- [Instructions to follow]: Update the rows from the start through the line containing "- chart-title: LSTM_Autoencoder, 1500", replacing "legend-label" with "legend-entry" and changing nothing else.

- [Source data]:
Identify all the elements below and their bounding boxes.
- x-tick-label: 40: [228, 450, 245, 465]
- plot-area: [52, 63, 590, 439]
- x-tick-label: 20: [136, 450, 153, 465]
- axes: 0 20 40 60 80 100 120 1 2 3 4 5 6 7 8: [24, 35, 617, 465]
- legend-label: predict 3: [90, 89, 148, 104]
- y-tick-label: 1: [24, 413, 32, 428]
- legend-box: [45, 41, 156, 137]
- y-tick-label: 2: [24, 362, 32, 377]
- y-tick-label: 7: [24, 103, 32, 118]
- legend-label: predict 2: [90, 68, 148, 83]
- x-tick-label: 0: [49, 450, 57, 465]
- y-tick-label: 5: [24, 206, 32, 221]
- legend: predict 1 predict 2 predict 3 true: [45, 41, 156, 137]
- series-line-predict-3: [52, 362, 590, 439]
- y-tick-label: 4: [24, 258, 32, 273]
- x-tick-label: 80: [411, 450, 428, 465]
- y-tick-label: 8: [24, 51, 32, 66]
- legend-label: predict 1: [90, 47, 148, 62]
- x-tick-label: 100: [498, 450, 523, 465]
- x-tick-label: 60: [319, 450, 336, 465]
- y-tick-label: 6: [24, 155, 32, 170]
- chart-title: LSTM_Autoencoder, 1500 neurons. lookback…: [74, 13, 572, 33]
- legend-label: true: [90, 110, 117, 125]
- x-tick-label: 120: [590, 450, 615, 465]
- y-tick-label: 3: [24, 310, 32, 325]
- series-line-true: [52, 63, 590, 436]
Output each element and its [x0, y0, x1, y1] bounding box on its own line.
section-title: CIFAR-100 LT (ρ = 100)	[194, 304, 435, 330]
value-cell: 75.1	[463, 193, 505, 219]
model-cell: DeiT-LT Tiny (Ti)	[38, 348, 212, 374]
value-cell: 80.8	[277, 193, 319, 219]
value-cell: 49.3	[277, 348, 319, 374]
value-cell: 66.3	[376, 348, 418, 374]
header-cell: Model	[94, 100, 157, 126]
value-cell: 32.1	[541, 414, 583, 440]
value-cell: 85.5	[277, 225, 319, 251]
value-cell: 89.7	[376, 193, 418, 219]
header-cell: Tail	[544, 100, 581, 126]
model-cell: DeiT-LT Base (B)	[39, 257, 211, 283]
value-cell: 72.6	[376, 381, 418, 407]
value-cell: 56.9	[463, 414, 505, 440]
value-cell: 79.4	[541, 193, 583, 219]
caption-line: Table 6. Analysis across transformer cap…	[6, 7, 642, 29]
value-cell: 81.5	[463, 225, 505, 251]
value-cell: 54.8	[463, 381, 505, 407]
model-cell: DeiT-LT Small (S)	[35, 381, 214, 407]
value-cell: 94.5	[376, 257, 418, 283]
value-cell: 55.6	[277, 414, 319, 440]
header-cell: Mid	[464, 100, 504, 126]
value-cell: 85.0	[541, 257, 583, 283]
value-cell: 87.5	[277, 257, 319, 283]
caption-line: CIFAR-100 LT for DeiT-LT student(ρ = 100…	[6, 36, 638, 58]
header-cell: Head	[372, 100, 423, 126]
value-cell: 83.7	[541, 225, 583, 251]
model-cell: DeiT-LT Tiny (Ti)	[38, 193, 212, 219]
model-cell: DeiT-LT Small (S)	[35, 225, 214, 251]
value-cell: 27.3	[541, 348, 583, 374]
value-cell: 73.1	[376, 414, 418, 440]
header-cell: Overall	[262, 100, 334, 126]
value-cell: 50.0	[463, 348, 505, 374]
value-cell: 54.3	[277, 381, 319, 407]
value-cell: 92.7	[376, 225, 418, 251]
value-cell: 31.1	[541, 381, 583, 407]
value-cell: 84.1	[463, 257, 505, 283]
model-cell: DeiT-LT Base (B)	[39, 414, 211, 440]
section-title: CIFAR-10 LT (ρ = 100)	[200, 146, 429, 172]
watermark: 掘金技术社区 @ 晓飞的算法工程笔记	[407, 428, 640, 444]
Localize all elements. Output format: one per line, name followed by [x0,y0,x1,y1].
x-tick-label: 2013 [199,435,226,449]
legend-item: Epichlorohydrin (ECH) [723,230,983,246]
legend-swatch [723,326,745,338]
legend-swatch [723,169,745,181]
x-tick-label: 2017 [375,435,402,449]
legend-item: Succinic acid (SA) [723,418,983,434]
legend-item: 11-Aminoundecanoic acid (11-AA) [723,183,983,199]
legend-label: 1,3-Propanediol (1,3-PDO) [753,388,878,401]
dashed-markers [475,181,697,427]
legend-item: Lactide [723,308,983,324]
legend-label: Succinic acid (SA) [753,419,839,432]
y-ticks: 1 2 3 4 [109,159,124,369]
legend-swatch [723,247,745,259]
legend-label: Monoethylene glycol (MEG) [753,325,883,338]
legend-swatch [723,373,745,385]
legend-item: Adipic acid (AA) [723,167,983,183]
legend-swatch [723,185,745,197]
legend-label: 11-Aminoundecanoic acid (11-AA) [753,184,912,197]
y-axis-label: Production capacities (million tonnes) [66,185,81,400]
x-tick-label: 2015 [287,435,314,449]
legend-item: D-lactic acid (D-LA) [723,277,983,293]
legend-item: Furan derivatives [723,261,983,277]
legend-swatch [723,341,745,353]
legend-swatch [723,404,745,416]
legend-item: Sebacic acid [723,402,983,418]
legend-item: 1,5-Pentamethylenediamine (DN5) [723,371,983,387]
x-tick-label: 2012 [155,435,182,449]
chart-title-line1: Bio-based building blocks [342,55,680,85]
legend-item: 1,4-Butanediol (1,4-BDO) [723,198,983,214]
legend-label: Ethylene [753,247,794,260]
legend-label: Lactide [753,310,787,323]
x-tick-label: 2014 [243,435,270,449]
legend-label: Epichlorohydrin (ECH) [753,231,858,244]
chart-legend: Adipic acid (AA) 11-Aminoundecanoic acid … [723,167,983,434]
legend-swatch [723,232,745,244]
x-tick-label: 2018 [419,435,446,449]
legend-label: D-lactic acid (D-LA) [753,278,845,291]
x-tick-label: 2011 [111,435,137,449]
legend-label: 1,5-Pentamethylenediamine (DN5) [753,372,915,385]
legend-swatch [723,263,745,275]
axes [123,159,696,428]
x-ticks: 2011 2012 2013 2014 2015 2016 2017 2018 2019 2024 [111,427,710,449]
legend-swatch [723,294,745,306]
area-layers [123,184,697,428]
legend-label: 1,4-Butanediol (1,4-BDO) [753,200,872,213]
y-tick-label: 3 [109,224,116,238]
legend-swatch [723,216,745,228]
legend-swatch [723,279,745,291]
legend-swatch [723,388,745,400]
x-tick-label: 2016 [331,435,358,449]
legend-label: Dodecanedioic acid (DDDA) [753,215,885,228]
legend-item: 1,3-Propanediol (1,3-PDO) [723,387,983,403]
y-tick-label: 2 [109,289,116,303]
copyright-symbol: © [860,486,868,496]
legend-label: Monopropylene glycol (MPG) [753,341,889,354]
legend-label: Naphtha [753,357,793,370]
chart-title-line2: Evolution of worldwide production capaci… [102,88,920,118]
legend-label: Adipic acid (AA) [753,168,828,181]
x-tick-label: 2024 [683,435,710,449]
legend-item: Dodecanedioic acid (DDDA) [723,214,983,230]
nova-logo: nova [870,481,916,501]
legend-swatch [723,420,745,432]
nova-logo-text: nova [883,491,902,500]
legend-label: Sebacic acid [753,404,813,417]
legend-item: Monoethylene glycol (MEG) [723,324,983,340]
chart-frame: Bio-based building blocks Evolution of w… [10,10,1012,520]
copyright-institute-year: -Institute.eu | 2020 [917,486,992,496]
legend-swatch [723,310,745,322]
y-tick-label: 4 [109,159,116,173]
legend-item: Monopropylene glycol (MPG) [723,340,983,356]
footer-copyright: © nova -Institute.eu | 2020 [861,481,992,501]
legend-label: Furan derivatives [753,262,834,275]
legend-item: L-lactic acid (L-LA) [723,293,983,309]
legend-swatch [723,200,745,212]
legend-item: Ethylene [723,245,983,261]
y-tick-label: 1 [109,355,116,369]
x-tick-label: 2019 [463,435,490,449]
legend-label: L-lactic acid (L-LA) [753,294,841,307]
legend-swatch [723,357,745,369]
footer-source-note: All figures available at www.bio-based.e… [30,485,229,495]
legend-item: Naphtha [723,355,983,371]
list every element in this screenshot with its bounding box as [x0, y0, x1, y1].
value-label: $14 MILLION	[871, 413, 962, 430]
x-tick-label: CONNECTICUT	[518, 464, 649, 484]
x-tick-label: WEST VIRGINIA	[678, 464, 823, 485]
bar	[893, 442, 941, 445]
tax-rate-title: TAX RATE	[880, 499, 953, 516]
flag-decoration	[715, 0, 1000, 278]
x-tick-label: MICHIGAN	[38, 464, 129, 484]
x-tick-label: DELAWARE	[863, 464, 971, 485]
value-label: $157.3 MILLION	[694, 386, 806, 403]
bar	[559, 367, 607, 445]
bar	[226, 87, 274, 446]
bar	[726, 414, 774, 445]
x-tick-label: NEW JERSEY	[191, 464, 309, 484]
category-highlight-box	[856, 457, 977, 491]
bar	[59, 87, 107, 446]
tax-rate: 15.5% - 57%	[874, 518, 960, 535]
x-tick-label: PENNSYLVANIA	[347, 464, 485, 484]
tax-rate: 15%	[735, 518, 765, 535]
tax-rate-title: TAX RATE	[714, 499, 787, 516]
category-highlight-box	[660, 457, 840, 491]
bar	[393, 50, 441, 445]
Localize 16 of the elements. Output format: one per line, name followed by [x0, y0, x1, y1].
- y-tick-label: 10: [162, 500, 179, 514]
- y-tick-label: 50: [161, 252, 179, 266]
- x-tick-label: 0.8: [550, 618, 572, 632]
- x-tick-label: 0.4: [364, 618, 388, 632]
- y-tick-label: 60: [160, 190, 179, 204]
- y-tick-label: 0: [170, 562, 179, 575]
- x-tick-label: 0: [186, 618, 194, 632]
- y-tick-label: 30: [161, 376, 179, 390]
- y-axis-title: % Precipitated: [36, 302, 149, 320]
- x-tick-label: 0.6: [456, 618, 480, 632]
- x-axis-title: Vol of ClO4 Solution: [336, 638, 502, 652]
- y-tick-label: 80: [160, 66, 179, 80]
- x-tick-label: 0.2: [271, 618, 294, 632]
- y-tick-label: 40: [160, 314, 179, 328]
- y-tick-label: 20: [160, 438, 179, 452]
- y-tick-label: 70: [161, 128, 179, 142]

- [Answer to the problem]:
Identify all the elements below and their bounding boxes.
- x-tick-label: 40: [228, 450, 245, 465]
- plot-area: [52, 63, 590, 439]
- x-tick-label: 20: [136, 450, 153, 465]
- axes: 0 20 40 60 80 100 120 1 2 3 4 5 6 7 8: [24, 35, 617, 465]
- legend-entry: predict 3: [90, 89, 148, 104]
- y-tick-label: 1: [24, 413, 32, 428]
- legend-box: [45, 41, 156, 137]
- y-tick-label: 2: [24, 362, 32, 377]
- y-tick-label: 7: [24, 103, 32, 118]
- legend-entry: predict 2: [90, 68, 148, 83]
- x-tick-label: 0: [49, 450, 57, 465]
- y-tick-label: 5: [24, 206, 32, 221]
- legend: predict 1 predict 2 predict 3 true: [45, 41, 156, 137]
- series-line-predict-3: [52, 362, 590, 439]
- y-tick-label: 4: [24, 258, 32, 273]
- x-tick-label: 80: [411, 450, 428, 465]
- y-tick-label: 8: [24, 51, 32, 66]
- legend-entry: predict 1: [90, 47, 148, 62]
- x-tick-label: 100: [498, 450, 523, 465]
- x-tick-label: 60: [319, 450, 336, 465]
- y-tick-label: 6: [24, 155, 32, 170]
- chart-title: LSTM_Autoencoder, 1500 neurons. lookback…: [74, 13, 572, 33]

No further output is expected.